>> Begin

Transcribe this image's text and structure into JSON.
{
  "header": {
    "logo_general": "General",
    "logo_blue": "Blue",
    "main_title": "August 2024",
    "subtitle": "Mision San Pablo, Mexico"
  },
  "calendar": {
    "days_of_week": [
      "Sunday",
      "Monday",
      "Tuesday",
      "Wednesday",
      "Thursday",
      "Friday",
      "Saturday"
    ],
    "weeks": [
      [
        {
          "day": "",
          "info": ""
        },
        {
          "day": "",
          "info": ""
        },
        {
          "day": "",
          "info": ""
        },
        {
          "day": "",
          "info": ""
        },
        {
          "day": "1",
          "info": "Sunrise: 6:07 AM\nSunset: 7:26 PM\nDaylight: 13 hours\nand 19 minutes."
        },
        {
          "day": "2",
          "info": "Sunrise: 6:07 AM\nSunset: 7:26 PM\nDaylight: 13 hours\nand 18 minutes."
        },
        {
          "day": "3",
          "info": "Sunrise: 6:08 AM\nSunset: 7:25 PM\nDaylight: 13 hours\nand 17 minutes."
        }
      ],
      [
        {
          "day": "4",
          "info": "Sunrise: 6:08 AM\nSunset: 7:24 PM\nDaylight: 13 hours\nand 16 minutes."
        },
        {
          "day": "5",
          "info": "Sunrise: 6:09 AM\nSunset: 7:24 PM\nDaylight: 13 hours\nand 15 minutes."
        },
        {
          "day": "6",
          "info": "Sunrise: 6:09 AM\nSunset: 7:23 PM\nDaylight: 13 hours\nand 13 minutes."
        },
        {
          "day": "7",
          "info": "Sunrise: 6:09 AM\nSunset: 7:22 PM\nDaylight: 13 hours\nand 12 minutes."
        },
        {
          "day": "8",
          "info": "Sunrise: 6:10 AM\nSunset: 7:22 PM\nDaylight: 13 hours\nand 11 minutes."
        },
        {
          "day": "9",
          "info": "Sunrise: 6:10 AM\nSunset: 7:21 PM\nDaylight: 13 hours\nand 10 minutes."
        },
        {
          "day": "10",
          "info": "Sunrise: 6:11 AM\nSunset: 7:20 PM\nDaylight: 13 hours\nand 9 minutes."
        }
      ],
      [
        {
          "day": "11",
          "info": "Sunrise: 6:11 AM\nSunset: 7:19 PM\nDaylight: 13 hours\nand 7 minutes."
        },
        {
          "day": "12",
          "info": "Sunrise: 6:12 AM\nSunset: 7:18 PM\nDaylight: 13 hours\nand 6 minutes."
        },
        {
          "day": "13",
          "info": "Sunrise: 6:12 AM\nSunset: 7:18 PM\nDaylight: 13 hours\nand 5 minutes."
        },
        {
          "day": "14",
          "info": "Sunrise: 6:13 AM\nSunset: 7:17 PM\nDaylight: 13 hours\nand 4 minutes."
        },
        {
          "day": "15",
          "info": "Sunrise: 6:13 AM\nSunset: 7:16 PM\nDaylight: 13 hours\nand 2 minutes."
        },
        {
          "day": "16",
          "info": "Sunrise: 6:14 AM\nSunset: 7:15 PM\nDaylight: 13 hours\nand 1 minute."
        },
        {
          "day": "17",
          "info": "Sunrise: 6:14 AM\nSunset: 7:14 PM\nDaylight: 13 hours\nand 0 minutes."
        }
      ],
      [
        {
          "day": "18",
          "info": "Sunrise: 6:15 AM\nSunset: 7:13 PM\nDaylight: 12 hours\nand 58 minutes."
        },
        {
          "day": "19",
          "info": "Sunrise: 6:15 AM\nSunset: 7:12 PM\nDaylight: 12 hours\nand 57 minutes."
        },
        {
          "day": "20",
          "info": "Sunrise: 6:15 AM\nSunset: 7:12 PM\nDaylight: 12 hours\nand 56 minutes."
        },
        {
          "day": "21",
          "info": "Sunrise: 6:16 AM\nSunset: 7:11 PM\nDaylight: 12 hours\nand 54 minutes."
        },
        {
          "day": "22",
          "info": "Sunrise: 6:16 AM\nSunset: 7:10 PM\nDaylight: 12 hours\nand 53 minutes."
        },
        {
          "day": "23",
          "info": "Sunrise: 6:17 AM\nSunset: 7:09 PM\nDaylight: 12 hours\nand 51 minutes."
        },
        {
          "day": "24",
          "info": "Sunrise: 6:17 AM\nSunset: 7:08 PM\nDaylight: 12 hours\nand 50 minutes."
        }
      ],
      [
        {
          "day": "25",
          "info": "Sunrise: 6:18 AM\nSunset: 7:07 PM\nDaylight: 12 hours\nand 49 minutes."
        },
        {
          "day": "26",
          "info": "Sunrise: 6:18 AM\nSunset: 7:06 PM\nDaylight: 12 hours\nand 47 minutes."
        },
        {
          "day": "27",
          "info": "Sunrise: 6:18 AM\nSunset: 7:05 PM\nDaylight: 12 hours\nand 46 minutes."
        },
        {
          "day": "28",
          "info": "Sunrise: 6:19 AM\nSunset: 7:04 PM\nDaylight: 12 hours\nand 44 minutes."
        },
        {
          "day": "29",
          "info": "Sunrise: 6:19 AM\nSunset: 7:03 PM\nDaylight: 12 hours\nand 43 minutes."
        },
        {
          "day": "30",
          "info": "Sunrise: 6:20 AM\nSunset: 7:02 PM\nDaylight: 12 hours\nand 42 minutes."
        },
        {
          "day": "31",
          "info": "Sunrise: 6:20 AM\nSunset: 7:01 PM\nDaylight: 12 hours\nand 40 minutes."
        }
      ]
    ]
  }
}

>> End

**SHORT EXERCISE:** Give the entries once more, exactly as they appear.

**SOLUTION TO THIS TASK:**
Transcribe this image's text and structure into JSON.
{
  "header": {
    "logo_general": "General",
    "logo_blue": "Blue",
    "main_title": "August 2024",
    "subtitle": "Mision San Pablo, Mexico"
  },
  "calendar": {
    "days_of_week": [
      "Sunday",
      "Monday",
      "Tuesday",
      "Wednesday",
      "Thursday",
      "Friday",
      "Saturday"
    ],
    "weeks": [
      [
        {
          "day": "",
          "info": ""
        },
        {
          "day": "",
          "info": ""
        },
        {
          "day": "",
          "info": ""
        },
        {
          "day": "",
          "info": ""
        },
        {
          "day": "1",
          "info": "Sunrise: 6:07 AM\nSunset: 7:26 PM\nDaylight: 13 hours\nand 19 minutes."
        },
        {
          "day": "2",
          "info": "Sunrise: 6:07 AM\nSunset: 7:26 PM\nDaylight: 13 hours\nand 18 minutes."
        },
        {
          "day": "3",
          "info": "Sunrise: 6:08 AM\nSunset: 7:25 PM\nDaylight: 13 hours\nand 17 minutes."
        }
      ],
      [
        {
          "day": "4",
          "info": "Sunrise: 6:08 AM\nSunset: 7:24 PM\nDaylight: 13 hours\nand 16 minutes."
        },
        {
          "day": "5",
          "info": "Sunrise: 6:09 AM\nSunset: 7:24 PM\nDaylight: 13 hours\nand 15 minutes."
        },
        {
          "day": "6",
          "info": "Sunrise: 6:09 AM\nSunset: 7:23 PM\nDaylight: 13 hours\nand 13 minutes."
        },
        {
          "day": "7",
          "info": "Sunrise: 6:09 AM\nSunset: 7:22 PM\nDaylight: 13 hours\nand 12 minutes."
        },
        {
          "day": "8",
          "info": "Sunrise: 6:10 AM\nSunset: 7:22 PM\nDaylight: 13 hours\nand 11 minutes."
        },
        {
          "day": "9",
          "info": "Sunrise: 6:10 AM\nSunset: 7:21 PM\nDaylight: 13 hours\nand 10 minutes."
        },
        {
          "day": "10",
          "info": "Sunrise: 6:11 AM\nSunset: 7:20 PM\nDaylight: 13 hours\nand 9 minutes."
        }
      ],
      [
        {
          "day": "11",
          "info": "Sunrise: 6:11 AM\nSunset: 7:19 PM\nDaylight: 13 hours\nand 7 minutes."
        },
        {
          "day": "12",
          "info": "Sunrise: 6:12 AM\nSunset: 7:18 PM\nDaylight: 13 hours\nand 6 minutes."
        },
        {
          "day": "13",
          "info": "Sunrise: 6:12 AM\nSunset: 7:18 PM\nDaylight: 13 hours\nand 5 minutes."
        },
        {
          "day": "14",
          "info": "Sunrise: 6:13 AM\nSunset: 7:17 PM\nDaylight: 13 hours\nand 4 minutes."
        },
        {
          "day": "15",
          "info": "Sunrise: 6:13 AM\nSunset: 7:16 PM\nDaylight: 13 hours\nand 2 minutes."
        },
        {
          "day": "16",
          "info": "Sunrise: 6:14 AM\nSunset: 7:15 PM\nDaylight: 13 hours\nand 1 minute."
        },
        {
          "day": "17",
          "info": "Sunrise: 6:14 AM\nSunset: 7:14 PM\nDaylight: 13 hours\nand 0 minutes."
        }
      ],
      [
        {
          "day": "18",
          "info": "Sunrise: 6:15 AM\nSunset: 7:13 PM\nDaylight: 12 hours\nand 58 minutes."
        },
        {
          "day": "19",
          "info": "Sunrise: 6:15 AM\nSunset: 7:12 PM\nDaylight: 12 hours\nand 57 minutes."
        },
        {
          "day": "20",
          "info": "Sunrise: 6:15 AM\nSunset: 7:12 PM\nDaylight: 12 hours\nand 56 minutes."
        },
        {
          "day": "21",
          "info": "Sunrise: 6:16 AM\nSunset: 7:11 PM\nDaylight: 12 hours\nand 54 minutes."
        },
        {
          "day": "22",
          "info": "Sunrise: 6:16 AM\nSunset: 7:10 PM\nDaylight: 12 hours\nand 53 minutes."
        },
        {
          "day": "23",
          "info": "Sunrise: 6:17 AM\nSunset: 7:09 PM\nDaylight: 12 hours\nand 51 minutes."
        },
        {
          "day": "24",
          "info": "Sunrise: 6:17 AM\nSunset: 7:08 PM\nDaylight: 12 hours\nand 50 minutes."
        }
      ],
      [
        {
          "day": "25",
          "info": "Sunrise: 6:18 AM\nSunset: 7:07 PM\nDaylight: 12 hours\nand 49 minutes."
        },
        {
          "day": "26",
          "info": "Sunrise: 6:18 AM\nSunset: 7:06 PM\nDaylight: 12 hours\nand 47 minutes."
        },
        {
          "day": "27",
          "info": "Sunrise: 6:18 AM\nSunset: 7:05 PM\nDaylight: 12 hours\nand 46 minutes."
        },
        {
          "day": "28",
          "info": "Sunrise: 6:19 AM\nSunset: 7:04 PM\nDaylight: 12 hours\nand 44 minutes."
        },
        {
          "day": "29",
          "info": "Sunrise: 6:19 AM\nSunset: 7:03 PM\nDaylight: 12 hours\nand 43 minutes."
        },
        {
          "day": "30",
          "info": "Sunrise: 6:20 AM\nSunset: 7:02 PM\nDaylight: 12 hours\nand 42 minutes."
        },
        {
          "day": "31",
          "info": "Sunrise: 6:20 AM\nSunset: 7:01 PM\nDaylight: 12 hours\nand 40 minutes."
        }
      ]
    ]
  }
}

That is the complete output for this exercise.